Work required> Can you give the lines of the material below again, from the line with "- important-factors: Možnost navštívit" up to and including the line with "- castle-icon: [412, 14, 494, 96]", switching "factor-line" to "factor-row" and leaving everything else as it is?

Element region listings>
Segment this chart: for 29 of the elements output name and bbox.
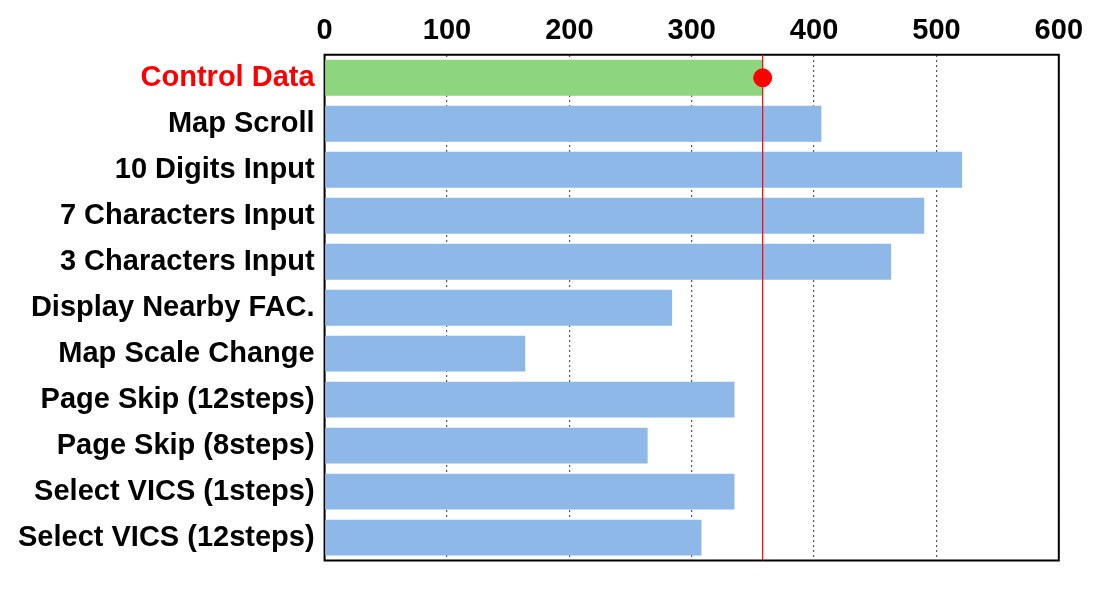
bar: [325, 427, 648, 464]
y-tick-label: Map Scale Change: [58, 335, 315, 368]
x-tick-label: 600: [1034, 13, 1083, 46]
x-tick-label: 200: [545, 13, 594, 46]
y-tick-label: 10 Digits Input: [114, 151, 315, 184]
x-tick-label: 100: [422, 13, 472, 46]
bar: [325, 335, 526, 372]
y-tick-label: 3 Characters Input: [59, 243, 315, 276]
y-tick-label: Display Nearby FAC.: [30, 289, 315, 322]
bar: [325, 519, 702, 556]
y-tick-label: 7 Characters Input: [59, 197, 315, 230]
bar: [325, 289, 673, 326]
y-tick-label: Page Skip (8steps): [56, 427, 315, 460]
y-tick-label: Map Scroll: [167, 105, 315, 138]
bar: [325, 59, 763, 96]
x-tick-label: 300: [667, 13, 716, 46]
y-tick-label: Page Skip (12steps): [40, 381, 315, 414]
y-tick-label: Control Data: [140, 59, 316, 92]
bar: [325, 473, 735, 510]
y-tick-label: Select VICS (12steps): [17, 519, 315, 552]
bar: [325, 151, 963, 188]
bar: [325, 197, 925, 234]
y-tick-label: Select VICS (1steps): [34, 473, 315, 506]
bar: [325, 381, 735, 418]
x-tick-label: 500: [912, 13, 961, 46]
x-tick-label: 400: [789, 13, 839, 46]
x-tick-label: 0: [316, 13, 333, 46]
bar: [325, 105, 822, 142]
bar: [325, 243, 892, 280]
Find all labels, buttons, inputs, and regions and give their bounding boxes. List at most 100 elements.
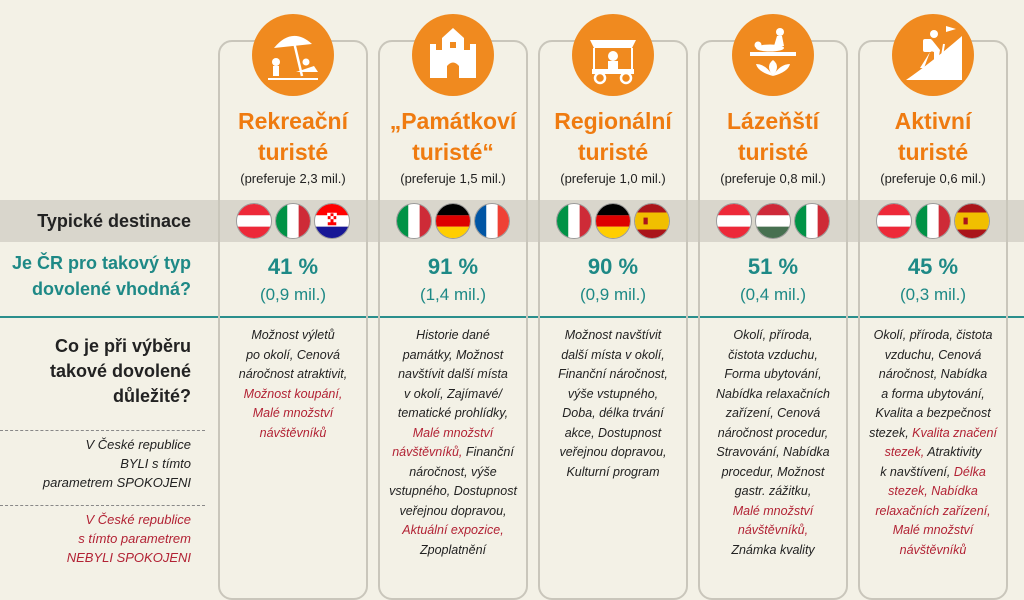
- important-factors: Možnost navštívit další místa v okolí, Fin…: [538, 326, 688, 482]
- legend-satisfied-line: parametrem SPOKOJENI: [42, 475, 191, 490]
- factor-line: stezek, Kvalita značení: [858, 424, 1008, 444]
- factor-line: Malé množství: [698, 502, 848, 522]
- factor-line: k navštívení, Délka: [858, 463, 1008, 483]
- destination-flags: [208, 204, 378, 238]
- italy-flag-icon: [557, 204, 591, 238]
- castle-icon: [412, 14, 494, 96]
- factor-line: Malé množství: [218, 404, 368, 424]
- legend-satisfied: V České republice BYLI s tímto parametre…: [0, 430, 205, 492]
- factor-text: zařízení, Cenová: [725, 406, 821, 420]
- preference-count: (preferuje 0,6 mil.): [880, 171, 986, 186]
- legend-unsatisfied-line: s tímto parametrem: [78, 531, 191, 546]
- factor-text: v okolí, Zajímavé/: [404, 386, 502, 401]
- factor-line: výše vstupného,: [538, 385, 688, 405]
- factor-text: relaxačních zařízení,: [875, 503, 991, 518]
- factor-line: Doba, délka trvání: [538, 404, 688, 424]
- category-title: Lázeňští turisté: [688, 106, 858, 168]
- preference-count: (preferuje 2,3 mil.): [240, 171, 346, 186]
- factor-line: náročnost procedur,: [698, 424, 848, 444]
- factor-text: náročnost procedur,: [717, 425, 829, 440]
- factor-line: Forma ubytování,: [698, 365, 848, 385]
- factor-text: Možnost výletů: [251, 328, 335, 342]
- category-title-line: „Památkoví: [389, 108, 517, 134]
- austria-flag-icon: [877, 204, 911, 238]
- destinations-band: [0, 200, 1024, 242]
- factor-text: k navštívení,: [880, 464, 951, 479]
- legend-satisfied-line: BYLI s tímto: [120, 456, 191, 471]
- suitability-percent: 51 %: [747, 254, 799, 279]
- suitability-percent: 91 %: [427, 254, 479, 279]
- factor-line: Kulturní program: [538, 463, 688, 483]
- austria-flag-icon: [717, 204, 751, 238]
- label-destinations: Typické destinace: [37, 211, 191, 231]
- factor-text: Doba, délka trvání: [562, 406, 664, 420]
- factor-text: tematické prohlídky,: [397, 406, 509, 420]
- factor-line: v okolí, Zajímavé/: [378, 385, 528, 405]
- factor-line: po okolí, Cenová: [218, 346, 368, 366]
- label-important-line: takové dovolené: [49, 361, 191, 381]
- factor-text: vstupného, Dostupnost: [389, 484, 517, 498]
- factor-text: Kvalita a bezpečnost: [875, 406, 991, 420]
- category-title-line: Lázeňští: [726, 108, 820, 134]
- factor-text: gastr. zážitku,: [734, 484, 812, 498]
- factor-text: stezek,: [869, 425, 909, 440]
- category-title-line: Aktivní: [894, 108, 972, 134]
- factor-text: Finanční náročnost,: [558, 367, 668, 381]
- category-title: Rekreační turisté: [208, 106, 378, 168]
- factor-line: veřejnou dopravou,: [538, 443, 688, 463]
- factor-line: Aktuální expozice,: [378, 521, 528, 541]
- label-question-line: Je ČR pro takový typ: [11, 253, 191, 273]
- factor-line: Zpoplatnění: [378, 541, 528, 561]
- label-question: Je ČR pro takový typ dovolené vhodná?: [0, 250, 205, 302]
- suitability-percent: 90 %: [587, 254, 639, 279]
- label-important-line: Co je při výběru: [54, 336, 191, 356]
- important-factors: Okolí, příroda, čistota vzduchu, Cenová ná…: [858, 326, 1008, 560]
- food-cart-icon: [572, 14, 654, 96]
- factor-line: Známka kvality: [698, 541, 848, 561]
- important-factors: Okolí, příroda, čistota vzduchu, Forma uby…: [698, 326, 848, 560]
- factor-line: vstupného, Dostupnost: [378, 482, 528, 502]
- factor-line: čistota vzduchu,: [698, 346, 848, 366]
- suitability-millions: (0,9 mil.): [579, 285, 647, 304]
- preference-count: (preferuje 1,5 mil.): [400, 171, 506, 186]
- factor-line: Malé množství: [378, 424, 528, 444]
- destination-flags: [368, 204, 538, 238]
- category-title-line: turisté: [577, 139, 649, 165]
- legend-satisfied-line: V České republice: [85, 437, 192, 452]
- preference-count: (preferuje 1,0 mil.): [560, 171, 666, 186]
- factor-line: relaxačních zařízení,: [858, 502, 1008, 522]
- factor-text: výše vstupného,: [567, 386, 659, 401]
- factor-text: stezek,: [884, 445, 925, 459]
- factor-line: Okolí, příroda, čistota: [858, 326, 1008, 346]
- destination-flags: [848, 204, 1018, 238]
- suitability-millions: (1,4 mil.): [419, 285, 487, 304]
- factor-text: a forma ubytování,: [881, 386, 985, 401]
- important-factors: Možnost výletů po okolí, Cenová náročnost …: [218, 326, 368, 443]
- label-important-line: důležité?: [112, 386, 191, 406]
- hungary-flag-icon: [756, 204, 790, 238]
- factor-text: procedur, Možnost: [721, 464, 825, 479]
- factor-line: a forma ubytování,: [858, 385, 1008, 405]
- factor-text: Forma ubytování,: [724, 367, 822, 381]
- category-title-line: turisté: [737, 139, 809, 165]
- legend-unsatisfied-line: V České republice: [85, 512, 192, 527]
- factor-text: náročnost, výše: [409, 464, 497, 479]
- spain-flag-icon: [635, 204, 669, 238]
- factor-line: procedur, Možnost: [698, 463, 848, 483]
- suitability-percent: 45 %: [907, 254, 959, 279]
- factor-text: Okolí, příroda, čistota: [873, 328, 993, 342]
- factor-line: navštívit další místa: [378, 365, 528, 385]
- factor-line: Stravování, Nabídka: [698, 443, 848, 463]
- factor-text: Možnost navštívit: [564, 328, 662, 342]
- factor-line: gastr. zážitku,: [698, 482, 848, 502]
- category-title-line: Regionální: [554, 108, 672, 134]
- suitability-millions: (0,9 mil.): [259, 285, 327, 304]
- factor-text: návštěvníků,: [737, 523, 809, 537]
- factor-text: Možnost koupání,: [243, 386, 343, 401]
- category-title-line: turisté: [257, 139, 329, 165]
- italy-flag-icon: [795, 204, 829, 238]
- france-flag-icon: [475, 204, 509, 238]
- label-question-line: dovolené vhodná?: [31, 279, 191, 299]
- factor-line: Okolí, příroda,: [698, 326, 848, 346]
- croatia-flag-icon: [315, 204, 349, 238]
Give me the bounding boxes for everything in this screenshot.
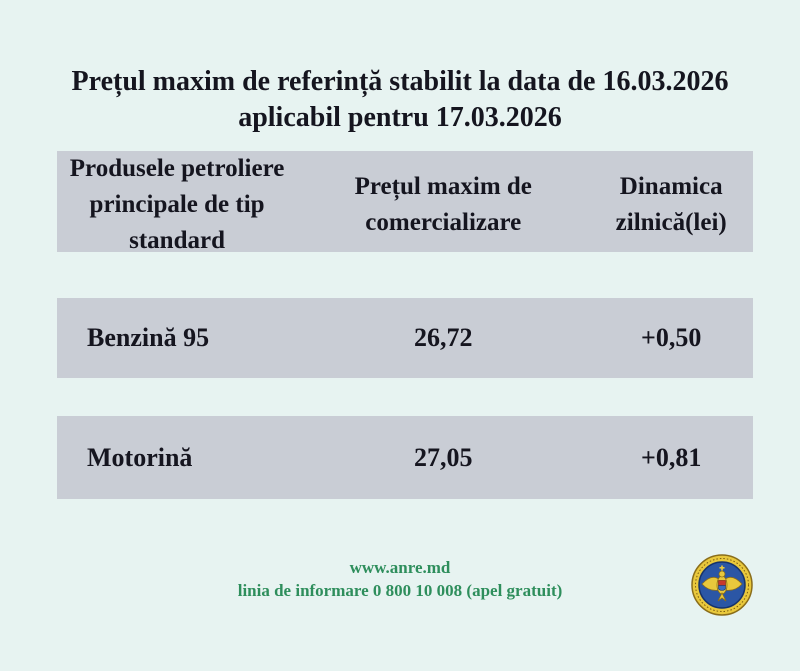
product-price: 26,72 — [414, 323, 473, 352]
title-line-2: aplicabil pentru 17.03.2026 — [238, 102, 562, 133]
header-max-price: Prețul maxim de comercializare — [354, 173, 532, 236]
product-name: Benzină 95 — [87, 323, 210, 352]
product-name: Motorină — [87, 442, 193, 472]
page-title: Prețul maxim de referință stabilit la da… — [0, 64, 800, 136]
footer: www.anre.md linia de informare 0 800 10 … — [0, 556, 800, 602]
header-daily-dynamic: Dinamica zilnică(lei) — [615, 173, 727, 236]
footer-website: www.anre.md — [349, 558, 451, 577]
header-products: Produsele petroliere principale de tip s… — [69, 155, 285, 254]
title-line-1: Prețul maxim de referință stabilit la da… — [71, 66, 729, 97]
product-dynamic: +0,81 — [641, 442, 702, 472]
footer-info-line: linia de informare 0 800 10 008 (apel gr… — [237, 581, 563, 600]
table-header-row: Produsele petroliere principale de tip s… — [57, 151, 753, 254]
product-price: 27,05 — [414, 442, 473, 472]
table-row-benzina: Benzină 95 26,72 +0,50 — [57, 298, 753, 378]
moldova-state-seal-icon — [691, 554, 753, 616]
table-row-motorina: Motorină 27,05 +0,81 — [57, 416, 753, 499]
product-dynamic: +0,50 — [641, 323, 702, 352]
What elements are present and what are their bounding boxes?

Answer to the task>
- important-factors: Možnost navštívit další místa v okolí, Fin…: [538, 326, 688, 482]
- legend-satisfied-line: parametrem SPOKOJENI: [42, 475, 191, 490]
- factor-row: stezek, Kvalita značení: [858, 424, 1008, 444]
- factor-row: Malé množství: [698, 502, 848, 522]
- factor-row: k navštívení, Délka: [858, 463, 1008, 483]
- destination-flags: [208, 204, 378, 238]
- italy-flag-icon: [557, 204, 591, 238]
- castle-icon: [412, 14, 494, 96]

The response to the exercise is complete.